## BEGIN SUPPLIED MATERIAL

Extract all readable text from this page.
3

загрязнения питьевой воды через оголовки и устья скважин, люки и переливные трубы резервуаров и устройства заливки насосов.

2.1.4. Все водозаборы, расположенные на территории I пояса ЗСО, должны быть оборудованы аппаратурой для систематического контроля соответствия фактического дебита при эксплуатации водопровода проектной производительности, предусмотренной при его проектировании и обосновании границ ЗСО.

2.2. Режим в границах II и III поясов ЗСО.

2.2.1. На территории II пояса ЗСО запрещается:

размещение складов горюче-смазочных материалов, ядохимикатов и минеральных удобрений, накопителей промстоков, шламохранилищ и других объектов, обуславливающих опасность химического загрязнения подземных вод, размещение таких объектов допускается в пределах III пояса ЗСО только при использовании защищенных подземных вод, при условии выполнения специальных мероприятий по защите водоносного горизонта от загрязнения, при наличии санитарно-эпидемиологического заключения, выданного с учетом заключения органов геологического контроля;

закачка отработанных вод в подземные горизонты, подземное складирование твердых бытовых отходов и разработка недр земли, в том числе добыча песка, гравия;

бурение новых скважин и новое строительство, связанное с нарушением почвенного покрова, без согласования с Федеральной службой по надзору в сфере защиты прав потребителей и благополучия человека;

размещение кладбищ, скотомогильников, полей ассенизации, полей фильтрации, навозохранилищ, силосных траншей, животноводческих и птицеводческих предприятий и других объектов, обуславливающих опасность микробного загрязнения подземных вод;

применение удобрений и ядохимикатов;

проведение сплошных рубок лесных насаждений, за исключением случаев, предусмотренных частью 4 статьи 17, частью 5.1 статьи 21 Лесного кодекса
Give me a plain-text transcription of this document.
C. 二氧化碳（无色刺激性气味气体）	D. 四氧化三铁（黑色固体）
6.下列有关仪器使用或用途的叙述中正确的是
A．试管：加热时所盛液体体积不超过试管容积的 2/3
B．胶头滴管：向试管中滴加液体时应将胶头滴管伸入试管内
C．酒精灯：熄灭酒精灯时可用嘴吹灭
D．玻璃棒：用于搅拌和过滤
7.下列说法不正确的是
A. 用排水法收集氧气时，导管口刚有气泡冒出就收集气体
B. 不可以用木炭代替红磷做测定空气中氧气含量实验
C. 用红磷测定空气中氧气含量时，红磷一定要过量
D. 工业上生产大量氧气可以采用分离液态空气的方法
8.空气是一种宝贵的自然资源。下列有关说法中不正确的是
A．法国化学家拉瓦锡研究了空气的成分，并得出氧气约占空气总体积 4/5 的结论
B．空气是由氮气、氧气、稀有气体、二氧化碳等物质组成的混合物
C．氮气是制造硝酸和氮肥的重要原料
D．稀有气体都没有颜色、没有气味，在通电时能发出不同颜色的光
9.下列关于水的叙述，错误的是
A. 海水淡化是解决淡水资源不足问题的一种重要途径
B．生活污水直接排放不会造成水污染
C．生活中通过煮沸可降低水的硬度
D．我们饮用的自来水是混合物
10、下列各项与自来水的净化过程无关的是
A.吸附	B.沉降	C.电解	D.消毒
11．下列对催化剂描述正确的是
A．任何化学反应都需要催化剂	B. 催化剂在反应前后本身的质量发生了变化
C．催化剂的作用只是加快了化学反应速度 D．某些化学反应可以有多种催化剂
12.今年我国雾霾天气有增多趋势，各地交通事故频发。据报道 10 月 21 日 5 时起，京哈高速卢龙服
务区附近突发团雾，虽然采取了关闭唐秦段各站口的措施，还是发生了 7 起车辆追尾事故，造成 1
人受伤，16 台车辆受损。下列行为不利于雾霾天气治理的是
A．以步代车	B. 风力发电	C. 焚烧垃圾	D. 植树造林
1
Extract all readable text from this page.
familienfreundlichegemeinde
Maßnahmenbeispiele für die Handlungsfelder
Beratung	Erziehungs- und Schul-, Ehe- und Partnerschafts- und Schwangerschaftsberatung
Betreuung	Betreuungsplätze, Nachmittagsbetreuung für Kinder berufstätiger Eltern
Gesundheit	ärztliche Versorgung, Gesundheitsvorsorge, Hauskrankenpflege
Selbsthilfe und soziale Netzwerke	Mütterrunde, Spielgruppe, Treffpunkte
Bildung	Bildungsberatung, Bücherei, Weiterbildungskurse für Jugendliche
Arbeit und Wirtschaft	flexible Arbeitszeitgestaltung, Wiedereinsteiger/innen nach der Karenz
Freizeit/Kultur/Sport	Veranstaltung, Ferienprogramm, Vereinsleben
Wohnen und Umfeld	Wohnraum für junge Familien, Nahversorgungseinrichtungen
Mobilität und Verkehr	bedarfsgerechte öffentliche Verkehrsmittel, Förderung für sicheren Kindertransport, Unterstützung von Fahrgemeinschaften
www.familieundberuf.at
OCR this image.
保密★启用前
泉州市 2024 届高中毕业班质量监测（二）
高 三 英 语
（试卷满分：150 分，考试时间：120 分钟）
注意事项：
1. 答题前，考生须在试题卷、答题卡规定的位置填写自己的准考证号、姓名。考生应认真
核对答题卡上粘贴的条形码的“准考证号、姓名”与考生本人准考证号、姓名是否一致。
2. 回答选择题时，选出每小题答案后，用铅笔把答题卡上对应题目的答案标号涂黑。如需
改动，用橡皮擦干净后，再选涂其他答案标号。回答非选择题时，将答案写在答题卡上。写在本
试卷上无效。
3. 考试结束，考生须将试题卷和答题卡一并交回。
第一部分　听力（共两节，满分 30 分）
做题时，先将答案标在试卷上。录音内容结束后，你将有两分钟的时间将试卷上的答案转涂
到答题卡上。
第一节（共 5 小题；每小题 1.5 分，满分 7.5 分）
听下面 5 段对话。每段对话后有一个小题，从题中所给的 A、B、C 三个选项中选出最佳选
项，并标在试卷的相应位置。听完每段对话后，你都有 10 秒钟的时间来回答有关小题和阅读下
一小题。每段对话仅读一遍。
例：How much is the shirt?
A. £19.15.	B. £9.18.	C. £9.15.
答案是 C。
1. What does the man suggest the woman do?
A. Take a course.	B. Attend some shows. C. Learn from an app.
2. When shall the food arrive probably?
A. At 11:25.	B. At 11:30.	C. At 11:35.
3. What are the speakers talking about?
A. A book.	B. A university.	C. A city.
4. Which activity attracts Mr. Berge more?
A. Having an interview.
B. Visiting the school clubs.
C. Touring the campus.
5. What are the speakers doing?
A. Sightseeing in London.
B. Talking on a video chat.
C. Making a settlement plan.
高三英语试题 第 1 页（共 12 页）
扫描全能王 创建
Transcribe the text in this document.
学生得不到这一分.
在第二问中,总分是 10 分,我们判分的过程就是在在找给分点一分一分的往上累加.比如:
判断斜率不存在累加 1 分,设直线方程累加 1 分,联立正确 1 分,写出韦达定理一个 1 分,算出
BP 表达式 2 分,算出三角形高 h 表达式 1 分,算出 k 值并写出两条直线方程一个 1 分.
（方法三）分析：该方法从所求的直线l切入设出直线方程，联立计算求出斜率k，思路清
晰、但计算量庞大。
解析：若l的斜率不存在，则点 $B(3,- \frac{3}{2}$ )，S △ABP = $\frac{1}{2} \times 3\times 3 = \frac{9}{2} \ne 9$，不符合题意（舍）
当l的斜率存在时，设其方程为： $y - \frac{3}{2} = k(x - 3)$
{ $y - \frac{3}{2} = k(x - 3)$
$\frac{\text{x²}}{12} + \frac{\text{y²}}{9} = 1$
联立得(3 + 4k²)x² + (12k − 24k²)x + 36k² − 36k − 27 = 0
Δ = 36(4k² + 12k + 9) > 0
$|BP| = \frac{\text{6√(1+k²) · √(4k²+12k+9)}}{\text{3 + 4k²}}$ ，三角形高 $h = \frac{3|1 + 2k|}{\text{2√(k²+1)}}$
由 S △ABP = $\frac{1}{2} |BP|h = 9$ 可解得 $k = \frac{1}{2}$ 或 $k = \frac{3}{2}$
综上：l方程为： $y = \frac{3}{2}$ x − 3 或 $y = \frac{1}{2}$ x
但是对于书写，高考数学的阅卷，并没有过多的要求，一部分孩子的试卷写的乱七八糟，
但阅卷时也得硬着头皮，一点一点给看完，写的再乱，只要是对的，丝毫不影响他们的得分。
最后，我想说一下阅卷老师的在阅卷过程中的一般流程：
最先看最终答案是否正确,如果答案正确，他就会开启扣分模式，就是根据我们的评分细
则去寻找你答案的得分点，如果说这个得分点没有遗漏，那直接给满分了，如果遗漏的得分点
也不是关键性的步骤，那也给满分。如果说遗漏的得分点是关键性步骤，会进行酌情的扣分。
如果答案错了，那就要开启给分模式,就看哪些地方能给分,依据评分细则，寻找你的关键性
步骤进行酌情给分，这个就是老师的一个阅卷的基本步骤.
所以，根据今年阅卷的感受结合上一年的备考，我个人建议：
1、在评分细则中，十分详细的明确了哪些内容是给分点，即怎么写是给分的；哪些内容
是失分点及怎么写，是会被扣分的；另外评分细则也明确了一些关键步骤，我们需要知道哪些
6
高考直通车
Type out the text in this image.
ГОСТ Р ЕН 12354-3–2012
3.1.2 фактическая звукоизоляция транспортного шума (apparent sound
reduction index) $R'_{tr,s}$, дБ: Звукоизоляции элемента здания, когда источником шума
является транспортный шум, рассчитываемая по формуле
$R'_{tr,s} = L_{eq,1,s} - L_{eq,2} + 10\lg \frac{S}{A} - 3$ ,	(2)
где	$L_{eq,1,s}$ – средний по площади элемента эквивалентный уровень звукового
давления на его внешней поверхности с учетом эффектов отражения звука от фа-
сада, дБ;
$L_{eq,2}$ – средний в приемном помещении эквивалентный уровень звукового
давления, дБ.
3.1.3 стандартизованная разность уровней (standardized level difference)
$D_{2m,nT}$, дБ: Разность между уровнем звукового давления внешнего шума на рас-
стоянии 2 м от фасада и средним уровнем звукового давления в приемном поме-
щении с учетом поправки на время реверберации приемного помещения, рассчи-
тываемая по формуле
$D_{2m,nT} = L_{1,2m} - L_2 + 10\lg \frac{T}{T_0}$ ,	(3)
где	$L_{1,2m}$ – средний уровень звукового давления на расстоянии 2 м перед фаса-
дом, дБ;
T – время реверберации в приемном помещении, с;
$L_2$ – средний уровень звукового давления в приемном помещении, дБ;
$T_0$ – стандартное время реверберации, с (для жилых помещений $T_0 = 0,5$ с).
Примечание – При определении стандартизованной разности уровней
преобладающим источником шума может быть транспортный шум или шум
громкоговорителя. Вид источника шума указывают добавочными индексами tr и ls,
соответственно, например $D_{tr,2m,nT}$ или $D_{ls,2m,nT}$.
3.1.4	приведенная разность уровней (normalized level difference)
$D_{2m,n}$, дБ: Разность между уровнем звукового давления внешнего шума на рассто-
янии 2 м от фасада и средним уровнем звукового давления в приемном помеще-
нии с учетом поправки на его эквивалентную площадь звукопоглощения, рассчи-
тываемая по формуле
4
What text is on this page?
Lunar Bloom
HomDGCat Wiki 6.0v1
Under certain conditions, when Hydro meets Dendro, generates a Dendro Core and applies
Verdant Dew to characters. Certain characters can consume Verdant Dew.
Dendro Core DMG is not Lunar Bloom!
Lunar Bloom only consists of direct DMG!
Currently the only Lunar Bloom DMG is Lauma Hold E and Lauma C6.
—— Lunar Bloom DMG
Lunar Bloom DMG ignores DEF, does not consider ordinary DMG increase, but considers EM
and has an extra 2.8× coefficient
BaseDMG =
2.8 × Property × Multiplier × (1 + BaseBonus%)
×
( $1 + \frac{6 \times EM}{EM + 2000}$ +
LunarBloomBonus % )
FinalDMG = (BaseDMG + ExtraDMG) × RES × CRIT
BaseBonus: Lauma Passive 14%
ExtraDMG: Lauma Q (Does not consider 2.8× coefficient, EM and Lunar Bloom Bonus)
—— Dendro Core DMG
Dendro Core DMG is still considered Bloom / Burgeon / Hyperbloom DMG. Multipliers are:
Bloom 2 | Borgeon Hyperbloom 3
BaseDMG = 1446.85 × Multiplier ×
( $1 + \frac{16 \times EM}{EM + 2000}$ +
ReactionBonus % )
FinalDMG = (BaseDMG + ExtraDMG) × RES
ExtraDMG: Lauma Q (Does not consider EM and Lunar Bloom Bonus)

## END SUPPLIED MATERIAL

- _GIVEN PROBLEM_
Sift the material for lines with the string "ExtraDMG". Copy each one found.

- _EXERCISE RESPONSE_
FinalDMG = (BaseDMG + ExtraDMG) × RES × CRIT
ExtraDMG: Lauma Q (Does not consider 2.8× coefficient, EM and Lunar Bloom Bonus)
FinalDMG = (BaseDMG + ExtraDMG) × RES
ExtraDMG: Lauma Q (Does not consider EM and Lunar Bloom Bonus)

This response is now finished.